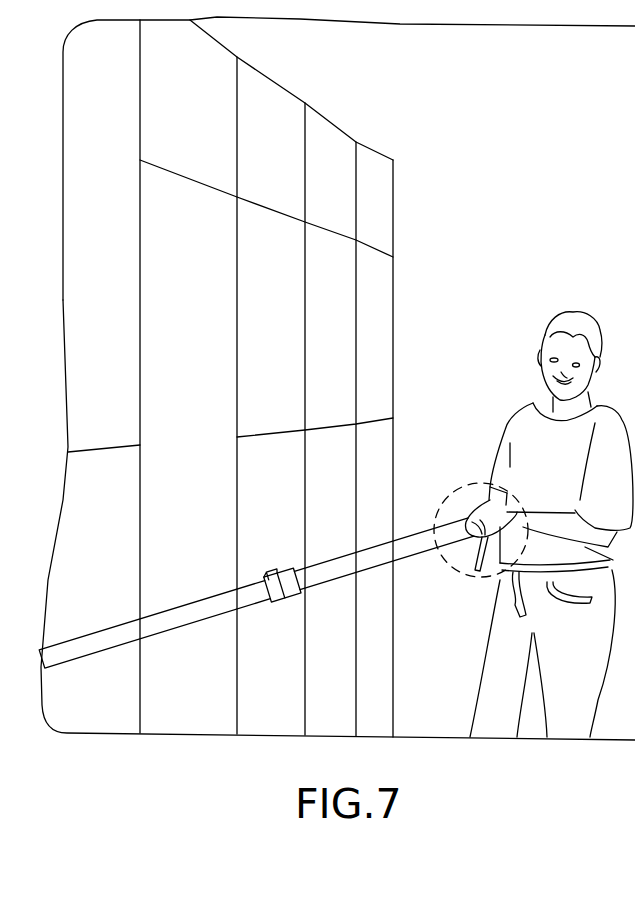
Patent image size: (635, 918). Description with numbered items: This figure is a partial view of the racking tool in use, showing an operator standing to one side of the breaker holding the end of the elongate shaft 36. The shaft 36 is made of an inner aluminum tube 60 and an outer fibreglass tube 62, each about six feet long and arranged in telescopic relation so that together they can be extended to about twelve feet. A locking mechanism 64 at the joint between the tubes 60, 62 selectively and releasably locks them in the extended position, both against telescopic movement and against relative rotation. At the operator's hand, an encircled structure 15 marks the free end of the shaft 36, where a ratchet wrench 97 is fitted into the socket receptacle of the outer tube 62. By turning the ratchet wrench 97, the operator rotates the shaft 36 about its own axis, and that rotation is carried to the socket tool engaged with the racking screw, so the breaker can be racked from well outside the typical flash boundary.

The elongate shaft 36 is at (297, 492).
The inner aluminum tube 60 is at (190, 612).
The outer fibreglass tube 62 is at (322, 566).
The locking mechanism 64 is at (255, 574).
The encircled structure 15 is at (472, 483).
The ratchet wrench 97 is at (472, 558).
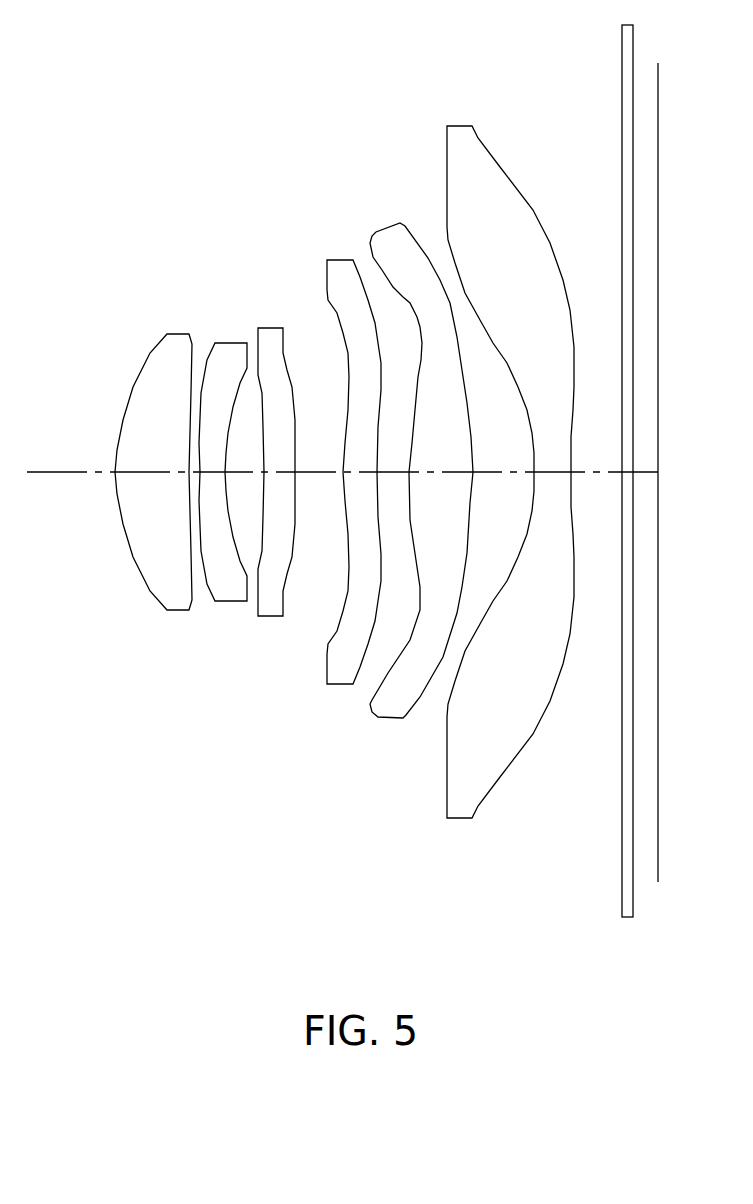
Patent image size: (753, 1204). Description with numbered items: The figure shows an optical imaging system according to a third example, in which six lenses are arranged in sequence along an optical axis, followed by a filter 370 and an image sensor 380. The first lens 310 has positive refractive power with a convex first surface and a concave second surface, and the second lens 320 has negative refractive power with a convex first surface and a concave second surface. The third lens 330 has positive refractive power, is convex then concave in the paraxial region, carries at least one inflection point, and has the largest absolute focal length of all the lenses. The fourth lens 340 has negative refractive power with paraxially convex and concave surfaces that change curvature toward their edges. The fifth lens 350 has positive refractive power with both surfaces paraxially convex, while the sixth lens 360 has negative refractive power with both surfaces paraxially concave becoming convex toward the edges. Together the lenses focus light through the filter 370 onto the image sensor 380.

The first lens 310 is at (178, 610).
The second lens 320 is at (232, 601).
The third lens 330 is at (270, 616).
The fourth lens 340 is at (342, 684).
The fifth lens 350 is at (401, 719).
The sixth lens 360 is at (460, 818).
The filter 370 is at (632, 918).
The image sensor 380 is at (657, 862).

● WHAT YOU ARE ASKED TO DO: Rewrite all the rows above with "Patent image size" replaced by "Drawing size" and nothing else changed. Leave the pictures out.

● EXERCISE ANSWER:
Drawing size: (635, 918). Description with numbered items: This figure is a partial view of the racking tool in use, showing an operator standing to one side of the breaker holding the end of the elongate shaft 36. The shaft 36 is made of an inner aluminum tube 60 and an outer fibreglass tube 62, each about six feet long and arranged in telescopic relation so that together they can be extended to about twelve feet. A locking mechanism 64 at the joint between the tubes 60, 62 selectively and releasably locks them in the extended position, both against telescopic movement and against relative rotation. At the operator's hand, an encircled structure 15 marks the free end of the shaft 36, where a ratchet wrench 97 is fitted into the socket receptacle of the outer tube 62. By turning the ratchet wrench 97, the operator rotates the shaft 36 about its own axis, and that rotation is carried to the socket tool engaged with the racking screw, so the breaker can be racked from well outside the typical flash boundary.

The elongate shaft 36 is at (297, 492).
The inner aluminum tube 60 is at (190, 612).
The outer fibreglass tube 62 is at (322, 566).
The locking mechanism 64 is at (255, 574).
The encircled structure 15 is at (472, 483).
The ratchet wrench 97 is at (472, 558).
Drawing size: (753, 1204). Description with numbered items: The figure shows an optical imaging system according to a third example, in which six lenses are arranged in sequence along an optical axis, followed by a filter 370 and an image sensor 380. The first lens 310 has positive refractive power with a convex first surface and a concave second surface, and the second lens 320 has negative refractive power with a convex first surface and a concave second surface. The third lens 330 has positive refractive power, is convex then concave in the paraxial region, carries at least one inflection point, and has the largest absolute focal length of all the lenses. The fourth lens 340 has negative refractive power with paraxially convex and concave surfaces that change curvature toward their edges. The fifth lens 350 has positive refractive power with both surfaces paraxially convex, while the sixth lens 360 has negative refractive power with both surfaces paraxially concave becoming convex toward the edges. Together the lenses focus light through the filter 370 onto the image sensor 380.

The first lens 310 is at (178, 610).
The second lens 320 is at (232, 601).
The third lens 330 is at (270, 616).
The fourth lens 340 is at (342, 684).
The fifth lens 350 is at (401, 719).
The sixth lens 360 is at (460, 818).
The filter 370 is at (632, 918).
The image sensor 380 is at (657, 862).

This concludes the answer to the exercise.